### Task goal
Lines that hold the word "ffffff" should be located and copied.

[Entries with figure data]
□ □ □
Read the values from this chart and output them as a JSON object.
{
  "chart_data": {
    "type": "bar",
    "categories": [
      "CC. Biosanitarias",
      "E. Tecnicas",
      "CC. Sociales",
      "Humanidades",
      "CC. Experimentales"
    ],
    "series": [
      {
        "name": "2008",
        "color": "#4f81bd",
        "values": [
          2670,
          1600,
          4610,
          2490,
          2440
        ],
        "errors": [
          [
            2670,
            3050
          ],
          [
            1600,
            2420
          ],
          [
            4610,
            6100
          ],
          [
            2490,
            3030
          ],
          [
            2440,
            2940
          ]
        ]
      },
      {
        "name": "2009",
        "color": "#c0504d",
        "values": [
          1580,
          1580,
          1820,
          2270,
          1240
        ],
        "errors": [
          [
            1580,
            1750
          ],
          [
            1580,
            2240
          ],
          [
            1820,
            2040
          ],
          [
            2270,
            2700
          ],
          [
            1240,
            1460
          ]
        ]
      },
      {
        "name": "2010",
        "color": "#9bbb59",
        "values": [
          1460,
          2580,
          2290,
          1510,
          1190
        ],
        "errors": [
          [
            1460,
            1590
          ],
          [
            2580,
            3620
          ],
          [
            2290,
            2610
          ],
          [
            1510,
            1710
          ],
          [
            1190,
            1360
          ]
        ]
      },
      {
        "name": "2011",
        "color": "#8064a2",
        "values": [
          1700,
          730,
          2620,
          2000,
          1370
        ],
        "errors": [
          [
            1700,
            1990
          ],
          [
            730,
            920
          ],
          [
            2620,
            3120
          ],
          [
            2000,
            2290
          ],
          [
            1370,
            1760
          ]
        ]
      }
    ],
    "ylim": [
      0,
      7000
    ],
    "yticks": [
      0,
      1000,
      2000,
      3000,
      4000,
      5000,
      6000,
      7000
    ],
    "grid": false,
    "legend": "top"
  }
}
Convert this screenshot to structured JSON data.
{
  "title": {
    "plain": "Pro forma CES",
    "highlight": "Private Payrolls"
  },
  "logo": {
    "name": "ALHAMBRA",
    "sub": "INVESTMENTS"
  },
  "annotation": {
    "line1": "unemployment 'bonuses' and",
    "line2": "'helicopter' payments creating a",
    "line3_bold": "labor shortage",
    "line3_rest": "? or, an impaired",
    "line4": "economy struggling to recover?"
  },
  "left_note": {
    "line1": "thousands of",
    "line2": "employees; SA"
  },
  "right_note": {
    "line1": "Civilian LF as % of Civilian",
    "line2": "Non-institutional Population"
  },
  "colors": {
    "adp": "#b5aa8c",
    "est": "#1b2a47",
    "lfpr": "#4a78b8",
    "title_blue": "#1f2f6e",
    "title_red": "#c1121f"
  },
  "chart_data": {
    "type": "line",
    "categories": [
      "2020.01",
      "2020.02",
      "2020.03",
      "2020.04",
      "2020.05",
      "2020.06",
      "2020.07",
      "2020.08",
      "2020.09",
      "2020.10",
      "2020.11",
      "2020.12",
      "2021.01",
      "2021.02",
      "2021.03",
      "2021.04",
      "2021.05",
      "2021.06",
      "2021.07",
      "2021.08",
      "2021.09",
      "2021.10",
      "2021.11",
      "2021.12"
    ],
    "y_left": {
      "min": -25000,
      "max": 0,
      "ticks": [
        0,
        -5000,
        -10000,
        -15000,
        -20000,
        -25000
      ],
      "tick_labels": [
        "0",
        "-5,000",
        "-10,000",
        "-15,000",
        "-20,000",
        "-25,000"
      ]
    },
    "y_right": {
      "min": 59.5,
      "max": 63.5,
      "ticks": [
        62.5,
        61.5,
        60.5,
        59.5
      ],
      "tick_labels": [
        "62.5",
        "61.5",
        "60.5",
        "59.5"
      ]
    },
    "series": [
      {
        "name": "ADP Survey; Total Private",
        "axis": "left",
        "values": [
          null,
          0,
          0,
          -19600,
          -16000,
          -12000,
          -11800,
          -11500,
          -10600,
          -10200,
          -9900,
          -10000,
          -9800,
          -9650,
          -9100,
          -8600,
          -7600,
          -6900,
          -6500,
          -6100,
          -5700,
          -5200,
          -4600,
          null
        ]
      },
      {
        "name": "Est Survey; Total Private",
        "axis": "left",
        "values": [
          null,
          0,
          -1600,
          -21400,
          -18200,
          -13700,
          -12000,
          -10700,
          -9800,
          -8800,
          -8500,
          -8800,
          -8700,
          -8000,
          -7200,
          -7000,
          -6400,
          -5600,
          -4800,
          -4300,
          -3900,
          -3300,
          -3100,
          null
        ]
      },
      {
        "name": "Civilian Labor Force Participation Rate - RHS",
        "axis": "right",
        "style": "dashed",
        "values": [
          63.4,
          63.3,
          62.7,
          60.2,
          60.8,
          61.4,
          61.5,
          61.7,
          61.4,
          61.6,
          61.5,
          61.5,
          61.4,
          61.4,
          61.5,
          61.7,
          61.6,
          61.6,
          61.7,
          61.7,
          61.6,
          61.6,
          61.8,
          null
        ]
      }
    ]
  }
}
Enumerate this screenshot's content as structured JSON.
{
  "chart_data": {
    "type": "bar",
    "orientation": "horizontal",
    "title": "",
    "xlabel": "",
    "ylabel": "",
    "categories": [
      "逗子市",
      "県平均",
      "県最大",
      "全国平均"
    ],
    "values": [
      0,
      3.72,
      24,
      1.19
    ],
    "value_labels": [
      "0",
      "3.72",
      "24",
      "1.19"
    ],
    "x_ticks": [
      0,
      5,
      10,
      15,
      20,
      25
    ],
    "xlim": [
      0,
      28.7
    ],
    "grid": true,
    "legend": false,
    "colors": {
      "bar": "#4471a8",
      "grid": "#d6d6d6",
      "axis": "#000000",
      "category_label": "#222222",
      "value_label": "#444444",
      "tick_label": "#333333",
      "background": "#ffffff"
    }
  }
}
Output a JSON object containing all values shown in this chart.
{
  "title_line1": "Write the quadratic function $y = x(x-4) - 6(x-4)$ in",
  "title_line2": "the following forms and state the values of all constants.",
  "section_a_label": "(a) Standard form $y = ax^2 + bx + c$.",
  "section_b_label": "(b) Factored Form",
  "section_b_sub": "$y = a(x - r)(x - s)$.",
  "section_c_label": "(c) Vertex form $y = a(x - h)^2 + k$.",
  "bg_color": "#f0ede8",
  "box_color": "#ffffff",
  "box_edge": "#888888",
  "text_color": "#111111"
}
□ □ □
### Answer to the problem
      "background": "#ffffff"
  "box_color": "#ffffff",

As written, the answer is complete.